Give back the entire listing verbatim.

══ PROVIDED DATA

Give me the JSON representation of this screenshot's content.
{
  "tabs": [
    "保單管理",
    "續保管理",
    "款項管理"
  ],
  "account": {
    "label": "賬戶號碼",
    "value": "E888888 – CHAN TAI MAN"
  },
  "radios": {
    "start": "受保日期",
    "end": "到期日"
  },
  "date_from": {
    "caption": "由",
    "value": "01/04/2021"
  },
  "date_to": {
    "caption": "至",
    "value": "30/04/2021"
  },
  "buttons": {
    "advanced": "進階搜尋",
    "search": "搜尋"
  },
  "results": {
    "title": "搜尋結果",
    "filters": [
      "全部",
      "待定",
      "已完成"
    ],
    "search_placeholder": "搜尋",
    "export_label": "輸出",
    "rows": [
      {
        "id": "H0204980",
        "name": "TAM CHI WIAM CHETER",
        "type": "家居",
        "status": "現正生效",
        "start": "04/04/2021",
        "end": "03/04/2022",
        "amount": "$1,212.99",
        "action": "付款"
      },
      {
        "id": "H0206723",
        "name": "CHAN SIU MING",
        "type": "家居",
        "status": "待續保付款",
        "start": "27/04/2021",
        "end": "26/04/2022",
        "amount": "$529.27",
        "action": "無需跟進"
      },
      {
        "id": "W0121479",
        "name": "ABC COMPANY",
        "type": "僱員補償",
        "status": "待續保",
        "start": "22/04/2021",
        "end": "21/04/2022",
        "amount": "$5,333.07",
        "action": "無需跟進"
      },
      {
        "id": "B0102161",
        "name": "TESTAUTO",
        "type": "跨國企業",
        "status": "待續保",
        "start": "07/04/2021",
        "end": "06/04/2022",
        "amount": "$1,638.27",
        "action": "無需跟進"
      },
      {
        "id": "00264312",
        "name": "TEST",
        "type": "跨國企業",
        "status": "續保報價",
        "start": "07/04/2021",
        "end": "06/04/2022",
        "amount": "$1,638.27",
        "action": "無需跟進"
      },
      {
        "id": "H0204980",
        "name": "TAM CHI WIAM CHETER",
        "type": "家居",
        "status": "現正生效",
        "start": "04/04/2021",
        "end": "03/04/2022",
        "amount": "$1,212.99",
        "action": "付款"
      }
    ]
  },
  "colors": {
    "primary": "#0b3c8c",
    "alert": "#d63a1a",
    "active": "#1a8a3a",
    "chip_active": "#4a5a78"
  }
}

════

» **WRITTEN ANSWER**:
Give me the JSON representation of this screenshot's content.
{
  "tabs": [
    "保單管理",
    "續保管理",
    "款項管理"
  ],
  "account": {
    "label": "賬戶號碼",
    "value": "E888888 – CHAN TAI MAN"
  },
  "radios": {
    "start": "受保日期",
    "end": "到期日"
  },
  "date_from": {
    "caption": "由",
    "value": "01/04/2021"
  },
  "date_to": {
    "caption": "至",
    "value": "30/04/2021"
  },
  "buttons": {
    "advanced": "進階搜尋",
    "search": "搜尋"
  },
  "results": {
    "title": "搜尋結果",
    "filters": [
      "全部",
      "待定",
      "已完成"
    ],
    "search_placeholder": "搜尋",
    "export_label": "輸出",
    "rows": [
      {
        "id": "H0204980",
        "name": "TAM CHI WIAM CHETER",
        "type": "家居",
        "status": "現正生效",
        "start": "04/04/2021",
        "end": "03/04/2022",
        "amount": "$1,212.99",
        "action": "付款"
      },
      {
        "id": "H0206723",
        "name": "CHAN SIU MING",
        "type": "家居",
        "status": "待續保付款",
        "start": "27/04/2021",
        "end": "26/04/2022",
        "amount": "$529.27",
        "action": "無需跟進"
      },
      {
        "id": "W0121479",
        "name": "ABC COMPANY",
        "type": "僱員補償",
        "status": "待續保",
        "start": "22/04/2021",
        "end": "21/04/2022",
        "amount": "$5,333.07",
        "action": "無需跟進"
      },
      {
        "id": "B0102161",
        "name": "TESTAUTO",
        "type": "跨國企業",
        "status": "待續保",
        "start": "07/04/2021",
        "end": "06/04/2022",
        "amount": "$1,638.27",
        "action": "無需跟進"
      },
      {
        "id": "00264312",
        "name": "TEST",
        "type": "跨國企業",
        "status": "續保報價",
        "start": "07/04/2021",
        "end": "06/04/2022",
        "amount": "$1,638.27",
        "action": "無需跟進"
      },
      {
        "id": "H0204980",
        "name": "TAM CHI WIAM CHETER",
        "type": "家居",
        "status": "現正生效",
        "start": "04/04/2021",
        "end": "03/04/2022",
        "amount": "$1,212.99",
        "action": "付款"
      }
    ]
  },
  "colors": {
    "primary": "#0b3c8c",
    "alert": "#d63a1a",
    "active": "#1a8a3a",
    "chip_active": "#4a5a78"
  }
}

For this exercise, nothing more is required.